Rows from a figure dataset
>>>
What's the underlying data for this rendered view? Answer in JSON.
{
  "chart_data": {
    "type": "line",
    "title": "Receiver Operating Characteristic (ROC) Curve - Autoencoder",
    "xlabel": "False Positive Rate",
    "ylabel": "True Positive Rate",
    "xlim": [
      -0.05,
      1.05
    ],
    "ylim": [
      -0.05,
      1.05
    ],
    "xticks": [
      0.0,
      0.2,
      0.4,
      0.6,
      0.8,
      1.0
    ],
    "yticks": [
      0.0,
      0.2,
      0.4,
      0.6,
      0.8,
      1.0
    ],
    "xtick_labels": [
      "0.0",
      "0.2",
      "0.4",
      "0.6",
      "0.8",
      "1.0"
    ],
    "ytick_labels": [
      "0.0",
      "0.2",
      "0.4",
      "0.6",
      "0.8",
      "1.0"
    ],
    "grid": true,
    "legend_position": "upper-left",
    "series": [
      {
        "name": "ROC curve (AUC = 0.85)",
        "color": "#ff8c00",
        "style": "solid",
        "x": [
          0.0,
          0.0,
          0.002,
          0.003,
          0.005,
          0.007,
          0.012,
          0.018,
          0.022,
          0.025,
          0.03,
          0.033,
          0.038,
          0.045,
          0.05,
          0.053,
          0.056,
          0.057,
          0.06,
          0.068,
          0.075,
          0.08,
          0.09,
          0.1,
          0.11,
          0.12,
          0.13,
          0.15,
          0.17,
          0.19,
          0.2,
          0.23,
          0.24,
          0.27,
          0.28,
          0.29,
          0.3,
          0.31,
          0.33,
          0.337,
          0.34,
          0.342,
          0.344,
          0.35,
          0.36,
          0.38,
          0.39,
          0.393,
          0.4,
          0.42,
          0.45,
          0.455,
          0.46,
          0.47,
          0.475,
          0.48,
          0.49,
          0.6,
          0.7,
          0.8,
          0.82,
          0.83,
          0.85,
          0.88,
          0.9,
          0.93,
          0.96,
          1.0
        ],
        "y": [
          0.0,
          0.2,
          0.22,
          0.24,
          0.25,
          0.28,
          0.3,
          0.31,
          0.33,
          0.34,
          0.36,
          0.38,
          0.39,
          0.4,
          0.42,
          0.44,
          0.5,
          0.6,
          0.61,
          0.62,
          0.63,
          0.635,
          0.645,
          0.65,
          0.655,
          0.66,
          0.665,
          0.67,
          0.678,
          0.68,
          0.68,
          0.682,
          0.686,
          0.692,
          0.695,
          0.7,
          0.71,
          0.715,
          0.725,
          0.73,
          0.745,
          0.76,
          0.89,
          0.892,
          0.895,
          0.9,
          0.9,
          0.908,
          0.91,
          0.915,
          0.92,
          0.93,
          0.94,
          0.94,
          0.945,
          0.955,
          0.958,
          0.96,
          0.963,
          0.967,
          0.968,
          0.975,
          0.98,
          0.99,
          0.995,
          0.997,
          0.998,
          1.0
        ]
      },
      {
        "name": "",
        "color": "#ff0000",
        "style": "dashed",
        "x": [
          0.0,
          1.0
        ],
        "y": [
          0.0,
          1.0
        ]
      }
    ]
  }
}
<<<
→ **Written request**:
Write down all the entries again without a single difference.

→ **Complete response**:
What's the underlying data for this rendered view? Answer in JSON.
{
  "chart_data": {
    "type": "line",
    "title": "Receiver Operating Characteristic (ROC) Curve - Autoencoder",
    "xlabel": "False Positive Rate",
    "ylabel": "True Positive Rate",
    "xlim": [
      -0.05,
      1.05
    ],
    "ylim": [
      -0.05,
      1.05
    ],
    "xticks": [
      0.0,
      0.2,
      0.4,
      0.6,
      0.8,
      1.0
    ],
    "yticks": [
      0.0,
      0.2,
      0.4,
      0.6,
      0.8,
      1.0
    ],
    "xtick_labels": [
      "0.0",
      "0.2",
      "0.4",
      "0.6",
      "0.8",
      "1.0"
    ],
    "ytick_labels": [
      "0.0",
      "0.2",
      "0.4",
      "0.6",
      "0.8",
      "1.0"
    ],
    "grid": true,
    "legend_position": "upper-left",
    "series": [
      {
        "name": "ROC curve (AUC = 0.85)",
        "color": "#ff8c00",
        "style": "solid",
        "x": [
          0.0,
          0.0,
          0.002,
          0.003,
          0.005,
          0.007,
          0.012,
          0.018,
          0.022,
          0.025,
          0.03,
          0.033,
          0.038,
          0.045,
          0.05,
          0.053,
          0.056,
          0.057,
          0.06,
          0.068,
          0.075,
          0.08,
          0.09,
          0.1,
          0.11,
          0.12,
          0.13,
          0.15,
          0.17,
          0.19,
          0.2,
          0.23,
          0.24,
          0.27,
          0.28,
          0.29,
          0.3,
          0.31,
          0.33,
          0.337,
          0.34,
          0.342,
          0.344,
          0.35,
          0.36,
          0.38,
          0.39,
          0.393,
          0.4,
          0.42,
          0.45,
          0.455,
          0.46,
          0.47,
          0.475,
          0.48,
          0.49,
          0.6,
          0.7,
          0.8,
          0.82,
          0.83,
          0.85,
          0.88,
          0.9,
          0.93,
          0.96,
          1.0
        ],
        "y": [
          0.0,
          0.2,
          0.22,
          0.24,
          0.25,
          0.28,
          0.3,
          0.31,
          0.33,
          0.34,
          0.36,
          0.38,
          0.39,
          0.4,
          0.42,
          0.44,
          0.5,
          0.6,
          0.61,
          0.62,
          0.63,
          0.635,
          0.645,
          0.65,
          0.655,
          0.66,
          0.665,
          0.67,
          0.678,
          0.68,
          0.68,
          0.682,
          0.686,
          0.692,
          0.695,
          0.7,
          0.71,
          0.715,
          0.725,
          0.73,
          0.745,
          0.76,
          0.89,
          0.892,
          0.895,
          0.9,
          0.9,
          0.908,
          0.91,
          0.915,
          0.92,
          0.93,
          0.94,
          0.94,
          0.945,
          0.955,
          0.958,
          0.96,
          0.963,
          0.967,
          0.968,
          0.975,
          0.98,
          0.99,
          0.995,
          0.997,
          0.998,
          1.0
        ]
      },
      {
        "name": "",
        "color": "#ff0000",
        "style": "dashed",
        "x": [
          0.0,
          1.0
        ],
        "y": [
          0.0,
          1.0
        ]
      }
    ]
  }
}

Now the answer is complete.